# [Stated exercise]
Gather all lines in the data that hold the string "date".
Start Exercise data
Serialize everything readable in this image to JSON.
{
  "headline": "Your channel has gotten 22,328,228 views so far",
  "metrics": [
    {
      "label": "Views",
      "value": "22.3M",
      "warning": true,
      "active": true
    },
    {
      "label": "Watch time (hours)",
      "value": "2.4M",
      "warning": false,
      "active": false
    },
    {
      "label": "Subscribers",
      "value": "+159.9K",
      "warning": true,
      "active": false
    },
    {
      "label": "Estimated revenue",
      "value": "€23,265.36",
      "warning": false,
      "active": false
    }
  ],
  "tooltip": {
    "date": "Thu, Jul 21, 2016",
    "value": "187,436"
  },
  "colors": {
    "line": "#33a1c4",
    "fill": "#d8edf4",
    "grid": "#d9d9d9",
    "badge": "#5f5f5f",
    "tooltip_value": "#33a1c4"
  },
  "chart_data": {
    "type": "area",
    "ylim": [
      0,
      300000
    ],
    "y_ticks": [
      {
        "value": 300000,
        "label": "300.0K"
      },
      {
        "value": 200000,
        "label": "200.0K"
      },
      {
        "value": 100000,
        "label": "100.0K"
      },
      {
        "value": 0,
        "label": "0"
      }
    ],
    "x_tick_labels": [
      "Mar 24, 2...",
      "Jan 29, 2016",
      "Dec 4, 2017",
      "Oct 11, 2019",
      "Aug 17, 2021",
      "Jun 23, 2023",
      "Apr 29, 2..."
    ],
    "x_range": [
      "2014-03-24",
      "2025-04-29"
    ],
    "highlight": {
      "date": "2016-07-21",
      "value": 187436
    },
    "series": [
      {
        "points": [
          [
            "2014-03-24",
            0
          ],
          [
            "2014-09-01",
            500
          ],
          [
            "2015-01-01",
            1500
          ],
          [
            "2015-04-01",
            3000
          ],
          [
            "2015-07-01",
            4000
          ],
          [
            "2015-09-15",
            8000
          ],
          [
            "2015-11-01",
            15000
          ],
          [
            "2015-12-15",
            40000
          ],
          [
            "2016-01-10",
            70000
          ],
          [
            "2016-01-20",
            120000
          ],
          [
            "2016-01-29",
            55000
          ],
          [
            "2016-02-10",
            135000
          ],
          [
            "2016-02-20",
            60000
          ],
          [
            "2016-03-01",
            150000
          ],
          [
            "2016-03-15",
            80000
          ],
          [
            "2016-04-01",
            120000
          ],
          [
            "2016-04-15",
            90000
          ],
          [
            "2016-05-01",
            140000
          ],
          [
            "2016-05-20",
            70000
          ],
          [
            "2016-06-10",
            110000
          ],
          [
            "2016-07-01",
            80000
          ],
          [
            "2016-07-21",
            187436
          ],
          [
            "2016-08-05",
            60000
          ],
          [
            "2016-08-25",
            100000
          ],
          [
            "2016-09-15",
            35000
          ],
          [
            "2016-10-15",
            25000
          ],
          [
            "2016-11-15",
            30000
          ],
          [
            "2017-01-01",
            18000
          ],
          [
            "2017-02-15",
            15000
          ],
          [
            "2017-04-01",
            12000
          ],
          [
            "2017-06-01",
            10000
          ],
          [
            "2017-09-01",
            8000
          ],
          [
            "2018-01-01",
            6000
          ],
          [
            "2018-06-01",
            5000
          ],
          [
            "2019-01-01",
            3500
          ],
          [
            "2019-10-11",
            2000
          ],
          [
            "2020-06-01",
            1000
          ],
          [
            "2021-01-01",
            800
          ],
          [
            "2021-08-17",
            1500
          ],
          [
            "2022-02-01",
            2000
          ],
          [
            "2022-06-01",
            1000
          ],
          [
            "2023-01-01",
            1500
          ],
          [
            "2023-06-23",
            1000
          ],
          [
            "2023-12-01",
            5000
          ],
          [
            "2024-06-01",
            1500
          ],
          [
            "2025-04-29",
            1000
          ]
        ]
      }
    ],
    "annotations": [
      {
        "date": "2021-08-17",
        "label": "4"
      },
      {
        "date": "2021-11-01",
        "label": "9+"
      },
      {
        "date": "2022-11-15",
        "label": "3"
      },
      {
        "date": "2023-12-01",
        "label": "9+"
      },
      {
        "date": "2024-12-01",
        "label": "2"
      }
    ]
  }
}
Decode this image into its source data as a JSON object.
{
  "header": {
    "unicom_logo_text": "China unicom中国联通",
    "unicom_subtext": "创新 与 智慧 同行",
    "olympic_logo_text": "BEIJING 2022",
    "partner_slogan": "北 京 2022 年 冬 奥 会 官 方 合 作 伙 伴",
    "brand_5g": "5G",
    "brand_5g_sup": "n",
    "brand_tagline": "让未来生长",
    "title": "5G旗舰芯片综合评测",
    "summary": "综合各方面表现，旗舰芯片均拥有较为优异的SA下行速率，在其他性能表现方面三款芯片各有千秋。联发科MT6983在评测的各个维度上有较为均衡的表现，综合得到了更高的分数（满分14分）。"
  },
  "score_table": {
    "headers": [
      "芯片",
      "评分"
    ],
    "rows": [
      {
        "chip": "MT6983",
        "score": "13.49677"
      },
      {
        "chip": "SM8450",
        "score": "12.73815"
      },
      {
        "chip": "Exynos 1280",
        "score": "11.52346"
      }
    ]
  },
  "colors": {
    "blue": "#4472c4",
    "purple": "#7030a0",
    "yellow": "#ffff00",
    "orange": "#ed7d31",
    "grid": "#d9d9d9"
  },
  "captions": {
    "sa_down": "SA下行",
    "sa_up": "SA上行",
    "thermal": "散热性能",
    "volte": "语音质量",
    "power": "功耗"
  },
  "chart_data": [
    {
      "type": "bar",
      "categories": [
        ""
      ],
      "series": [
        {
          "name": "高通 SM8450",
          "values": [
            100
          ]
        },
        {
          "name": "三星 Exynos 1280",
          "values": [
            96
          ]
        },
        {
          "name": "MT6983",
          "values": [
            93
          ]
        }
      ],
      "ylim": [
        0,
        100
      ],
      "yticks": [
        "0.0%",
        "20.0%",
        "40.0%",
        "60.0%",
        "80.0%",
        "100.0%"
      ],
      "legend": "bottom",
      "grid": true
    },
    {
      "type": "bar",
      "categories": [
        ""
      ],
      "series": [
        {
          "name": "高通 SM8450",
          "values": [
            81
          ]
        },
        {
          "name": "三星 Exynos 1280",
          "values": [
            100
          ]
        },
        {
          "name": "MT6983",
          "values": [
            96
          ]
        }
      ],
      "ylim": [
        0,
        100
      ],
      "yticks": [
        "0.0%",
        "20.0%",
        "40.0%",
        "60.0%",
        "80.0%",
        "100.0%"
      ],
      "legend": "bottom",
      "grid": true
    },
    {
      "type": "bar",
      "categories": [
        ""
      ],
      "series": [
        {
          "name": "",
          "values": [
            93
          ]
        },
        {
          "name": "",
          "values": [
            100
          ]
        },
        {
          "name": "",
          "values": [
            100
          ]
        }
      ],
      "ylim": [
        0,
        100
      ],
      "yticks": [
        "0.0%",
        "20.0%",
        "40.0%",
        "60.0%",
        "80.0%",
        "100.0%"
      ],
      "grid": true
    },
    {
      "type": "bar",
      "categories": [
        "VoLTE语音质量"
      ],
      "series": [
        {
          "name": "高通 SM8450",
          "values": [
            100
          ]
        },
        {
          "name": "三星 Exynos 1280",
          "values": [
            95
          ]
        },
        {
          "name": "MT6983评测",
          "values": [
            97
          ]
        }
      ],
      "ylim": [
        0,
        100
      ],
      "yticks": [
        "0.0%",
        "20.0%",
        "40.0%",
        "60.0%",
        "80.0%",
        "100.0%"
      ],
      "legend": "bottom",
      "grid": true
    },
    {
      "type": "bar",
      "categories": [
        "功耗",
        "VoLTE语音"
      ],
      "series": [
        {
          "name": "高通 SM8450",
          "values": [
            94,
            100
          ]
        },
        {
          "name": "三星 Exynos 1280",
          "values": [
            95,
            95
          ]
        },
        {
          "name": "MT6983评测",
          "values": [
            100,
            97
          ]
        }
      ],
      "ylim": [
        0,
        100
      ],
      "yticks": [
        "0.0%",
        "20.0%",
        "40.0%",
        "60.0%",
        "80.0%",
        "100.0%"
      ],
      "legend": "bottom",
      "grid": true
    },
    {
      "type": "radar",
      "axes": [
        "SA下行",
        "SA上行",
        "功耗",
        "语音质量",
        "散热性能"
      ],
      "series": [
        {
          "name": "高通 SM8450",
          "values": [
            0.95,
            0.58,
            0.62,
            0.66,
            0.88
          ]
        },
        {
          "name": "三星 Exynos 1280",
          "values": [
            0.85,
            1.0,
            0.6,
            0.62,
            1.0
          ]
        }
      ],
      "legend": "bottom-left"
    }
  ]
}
End Exercise data
# [Final result]
    "date": "Thu, Jul 21, 2016",
      "date": "2016-07-21",
        "date": "2021-08-17",
        "date": "2021-11-01",
        "date": "2022-11-15",
        "date": "2023-12-01",
        "date": "2024-12-01",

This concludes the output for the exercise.